Stated exercise » Rewrite the stretch of lines from the first one through the one containing "- legend-swatch: [1096, 356, 1107, 367]", replacing "logo-ray" with "emblem-ray" and leaving everything else unchanged.
——
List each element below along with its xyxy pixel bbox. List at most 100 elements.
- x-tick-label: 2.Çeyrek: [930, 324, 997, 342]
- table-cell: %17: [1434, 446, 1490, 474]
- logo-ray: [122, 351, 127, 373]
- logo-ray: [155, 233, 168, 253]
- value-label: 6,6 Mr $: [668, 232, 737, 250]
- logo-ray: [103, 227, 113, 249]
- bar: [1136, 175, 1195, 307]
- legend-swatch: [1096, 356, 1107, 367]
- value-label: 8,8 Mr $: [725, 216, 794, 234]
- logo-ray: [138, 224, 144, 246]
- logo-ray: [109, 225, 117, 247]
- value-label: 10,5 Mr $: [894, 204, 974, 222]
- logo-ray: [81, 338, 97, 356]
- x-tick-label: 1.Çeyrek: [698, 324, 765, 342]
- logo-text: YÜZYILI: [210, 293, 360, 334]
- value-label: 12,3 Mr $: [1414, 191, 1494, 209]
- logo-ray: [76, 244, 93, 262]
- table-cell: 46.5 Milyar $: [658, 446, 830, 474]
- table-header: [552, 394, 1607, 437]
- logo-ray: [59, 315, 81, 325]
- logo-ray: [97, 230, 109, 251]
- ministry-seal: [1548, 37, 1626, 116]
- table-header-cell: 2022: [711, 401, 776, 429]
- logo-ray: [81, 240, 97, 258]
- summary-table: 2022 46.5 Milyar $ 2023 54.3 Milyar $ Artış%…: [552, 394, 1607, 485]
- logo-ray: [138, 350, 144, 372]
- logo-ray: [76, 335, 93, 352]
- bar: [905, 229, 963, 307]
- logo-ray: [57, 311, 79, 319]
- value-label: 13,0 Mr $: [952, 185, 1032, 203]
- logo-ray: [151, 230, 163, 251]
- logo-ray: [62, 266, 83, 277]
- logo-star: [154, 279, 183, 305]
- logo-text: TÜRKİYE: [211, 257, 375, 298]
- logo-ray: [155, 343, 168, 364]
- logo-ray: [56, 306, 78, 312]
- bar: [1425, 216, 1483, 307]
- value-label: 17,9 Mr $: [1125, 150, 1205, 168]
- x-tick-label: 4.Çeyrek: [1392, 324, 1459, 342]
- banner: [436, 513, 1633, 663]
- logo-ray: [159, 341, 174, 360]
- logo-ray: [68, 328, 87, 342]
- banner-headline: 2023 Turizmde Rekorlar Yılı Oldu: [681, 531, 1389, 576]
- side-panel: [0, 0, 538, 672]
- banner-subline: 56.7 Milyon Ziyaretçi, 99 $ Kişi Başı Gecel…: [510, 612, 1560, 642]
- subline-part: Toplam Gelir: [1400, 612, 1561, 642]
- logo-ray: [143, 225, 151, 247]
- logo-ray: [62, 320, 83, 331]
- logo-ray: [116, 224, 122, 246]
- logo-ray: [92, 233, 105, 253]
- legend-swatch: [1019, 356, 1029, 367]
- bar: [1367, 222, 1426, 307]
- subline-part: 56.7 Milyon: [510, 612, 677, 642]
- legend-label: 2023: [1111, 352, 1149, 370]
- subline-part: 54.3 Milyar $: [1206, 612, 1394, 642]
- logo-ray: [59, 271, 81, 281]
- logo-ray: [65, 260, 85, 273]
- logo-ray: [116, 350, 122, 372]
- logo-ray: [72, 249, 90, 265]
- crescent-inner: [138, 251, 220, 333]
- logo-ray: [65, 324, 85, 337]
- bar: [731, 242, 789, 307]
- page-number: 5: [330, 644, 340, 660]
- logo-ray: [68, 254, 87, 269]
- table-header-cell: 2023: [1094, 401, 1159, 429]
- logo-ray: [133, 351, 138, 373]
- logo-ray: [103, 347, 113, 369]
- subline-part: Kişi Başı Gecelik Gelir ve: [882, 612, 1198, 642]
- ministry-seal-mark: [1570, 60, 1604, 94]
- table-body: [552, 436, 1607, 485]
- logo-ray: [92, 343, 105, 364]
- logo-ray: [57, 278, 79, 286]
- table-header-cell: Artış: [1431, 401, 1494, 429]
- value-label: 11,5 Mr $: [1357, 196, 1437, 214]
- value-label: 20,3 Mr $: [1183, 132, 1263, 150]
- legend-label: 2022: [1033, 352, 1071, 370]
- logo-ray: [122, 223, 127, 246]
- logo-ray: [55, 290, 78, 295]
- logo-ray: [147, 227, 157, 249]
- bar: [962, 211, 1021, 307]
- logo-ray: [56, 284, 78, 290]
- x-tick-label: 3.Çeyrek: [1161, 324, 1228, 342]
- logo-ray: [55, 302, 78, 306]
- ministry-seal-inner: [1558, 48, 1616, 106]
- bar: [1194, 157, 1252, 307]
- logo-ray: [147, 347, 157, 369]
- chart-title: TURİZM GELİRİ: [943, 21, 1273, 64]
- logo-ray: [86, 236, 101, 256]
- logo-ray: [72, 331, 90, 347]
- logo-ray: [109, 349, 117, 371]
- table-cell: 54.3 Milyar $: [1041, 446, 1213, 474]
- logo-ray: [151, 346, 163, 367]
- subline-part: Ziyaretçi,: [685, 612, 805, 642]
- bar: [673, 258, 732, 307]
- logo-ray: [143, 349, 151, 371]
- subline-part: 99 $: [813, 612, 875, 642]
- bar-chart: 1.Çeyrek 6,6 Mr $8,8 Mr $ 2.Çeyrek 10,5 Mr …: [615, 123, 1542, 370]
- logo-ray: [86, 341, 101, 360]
——
Answer to the exercise »
List each element below along with its xyxy pixel bbox. List at most 100 elements.
- x-tick-label: 2.Çeyrek: [930, 324, 997, 342]
- table-cell: %17: [1434, 446, 1490, 474]
- emblem-ray: [122, 351, 127, 373]
- emblem-ray: [155, 233, 168, 253]
- value-label: 6,6 Mr $: [668, 232, 737, 250]
- emblem-ray: [103, 227, 113, 249]
- bar: [1136, 175, 1195, 307]
- legend-swatch: [1096, 356, 1107, 367]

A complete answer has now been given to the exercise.